**Exercise goal:** Write the listing out again, all of it, word for word.

-------

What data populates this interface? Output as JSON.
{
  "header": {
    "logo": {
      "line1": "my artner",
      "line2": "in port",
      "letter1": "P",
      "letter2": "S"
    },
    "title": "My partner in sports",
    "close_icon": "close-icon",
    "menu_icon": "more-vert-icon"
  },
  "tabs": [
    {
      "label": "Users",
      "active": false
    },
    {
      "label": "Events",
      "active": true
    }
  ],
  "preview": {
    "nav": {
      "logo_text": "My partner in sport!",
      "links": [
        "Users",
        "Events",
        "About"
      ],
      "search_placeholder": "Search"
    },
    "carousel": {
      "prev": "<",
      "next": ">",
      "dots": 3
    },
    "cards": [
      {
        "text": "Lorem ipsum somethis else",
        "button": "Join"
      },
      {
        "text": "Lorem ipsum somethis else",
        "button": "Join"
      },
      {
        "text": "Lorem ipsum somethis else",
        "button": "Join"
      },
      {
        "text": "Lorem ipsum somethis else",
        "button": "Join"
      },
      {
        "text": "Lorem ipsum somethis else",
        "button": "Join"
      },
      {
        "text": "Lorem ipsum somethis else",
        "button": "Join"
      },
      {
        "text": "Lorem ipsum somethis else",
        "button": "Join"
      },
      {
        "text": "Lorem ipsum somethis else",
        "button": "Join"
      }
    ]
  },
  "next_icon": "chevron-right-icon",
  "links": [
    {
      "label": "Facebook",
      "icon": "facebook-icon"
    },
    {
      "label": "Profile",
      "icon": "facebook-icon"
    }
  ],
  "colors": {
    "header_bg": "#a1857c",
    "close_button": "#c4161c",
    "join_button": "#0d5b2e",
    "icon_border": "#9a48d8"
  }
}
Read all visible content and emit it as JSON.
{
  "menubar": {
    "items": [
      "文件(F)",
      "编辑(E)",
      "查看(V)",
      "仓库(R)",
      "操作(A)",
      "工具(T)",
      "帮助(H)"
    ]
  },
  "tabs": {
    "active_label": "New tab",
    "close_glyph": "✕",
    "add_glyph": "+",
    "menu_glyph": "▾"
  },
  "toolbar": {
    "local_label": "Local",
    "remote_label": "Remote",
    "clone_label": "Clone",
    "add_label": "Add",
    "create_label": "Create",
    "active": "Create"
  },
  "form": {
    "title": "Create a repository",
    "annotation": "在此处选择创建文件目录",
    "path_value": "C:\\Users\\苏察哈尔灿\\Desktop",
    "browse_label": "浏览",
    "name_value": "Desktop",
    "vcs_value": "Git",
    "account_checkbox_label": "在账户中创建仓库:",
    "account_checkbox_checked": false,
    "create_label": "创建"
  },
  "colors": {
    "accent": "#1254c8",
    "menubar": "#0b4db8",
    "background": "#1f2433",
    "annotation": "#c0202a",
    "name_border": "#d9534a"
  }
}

-------

**The output:**
What data populates this interface? Output as JSON.
{
  "header": {
    "logo": {
      "line1": "my artner",
      "line2": "in port",
      "letter1": "P",
      "letter2": "S"
    },
    "title": "My partner in sports",
    "close_icon": "close-icon",
    "menu_icon": "more-vert-icon"
  },
  "tabs": [
    {
      "label": "Users",
      "active": false
    },
    {
      "label": "Events",
      "active": true
    }
  ],
  "preview": {
    "nav": {
      "logo_text": "My partner in sport!",
      "links": [
        "Users",
        "Events",
        "About"
      ],
      "search_placeholder": "Search"
    },
    "carousel": {
      "prev": "<",
      "next": ">",
      "dots": 3
    },
    "cards": [
      {
        "text": "Lorem ipsum somethis else",
        "button": "Join"
      },
      {
        "text": "Lorem ipsum somethis else",
        "button": "Join"
      },
      {
        "text": "Lorem ipsum somethis else",
        "button": "Join"
      },
      {
        "text": "Lorem ipsum somethis else",
        "button": "Join"
      },
      {
        "text": "Lorem ipsum somethis else",
        "button": "Join"
      },
      {
        "text": "Lorem ipsum somethis else",
        "button": "Join"
      },
      {
        "text": "Lorem ipsum somethis else",
        "button": "Join"
      },
      {
        "text": "Lorem ipsum somethis else",
        "button": "Join"
      }
    ]
  },
  "next_icon": "chevron-right-icon",
  "links": [
    {
      "label": "Facebook",
      "icon": "facebook-icon"
    },
    {
      "label": "Profile",
      "icon": "facebook-icon"
    }
  ],
  "colors": {
    "header_bg": "#a1857c",
    "close_button": "#c4161c",
    "join_button": "#0d5b2e",
    "icon_border": "#9a48d8"
  }
}
Read all visible content and emit it as JSON.
{
  "menubar": {
    "items": [
      "文件(F)",
      "编辑(E)",
      "查看(V)",
      "仓库(R)",
      "操作(A)",
      "工具(T)",
      "帮助(H)"
    ]
  },
  "tabs": {
    "active_label": "New tab",
    "close_glyph": "✕",
    "add_glyph": "+",
    "menu_glyph": "▾"
  },
  "toolbar": {
    "local_label": "Local",
    "remote_label": "Remote",
    "clone_label": "Clone",
    "add_label": "Add",
    "create_label": "Create",
    "active": "Create"
  },
  "form": {
    "title": "Create a repository",
    "annotation": "在此处选择创建文件目录",
    "path_value": "C:\\Users\\苏察哈尔灿\\Desktop",
    "browse_label": "浏览",
    "name_value": "Desktop",
    "vcs_value": "Git",
    "account_checkbox_label": "在账户中创建仓库:",
    "account_checkbox_checked": false,
    "create_label": "创建"
  },
  "colors": {
    "accent": "#1254c8",
    "menubar": "#0b4db8",
    "background": "#1f2433",
    "annotation": "#c0202a",
    "name_border": "#d9534a"
  }
}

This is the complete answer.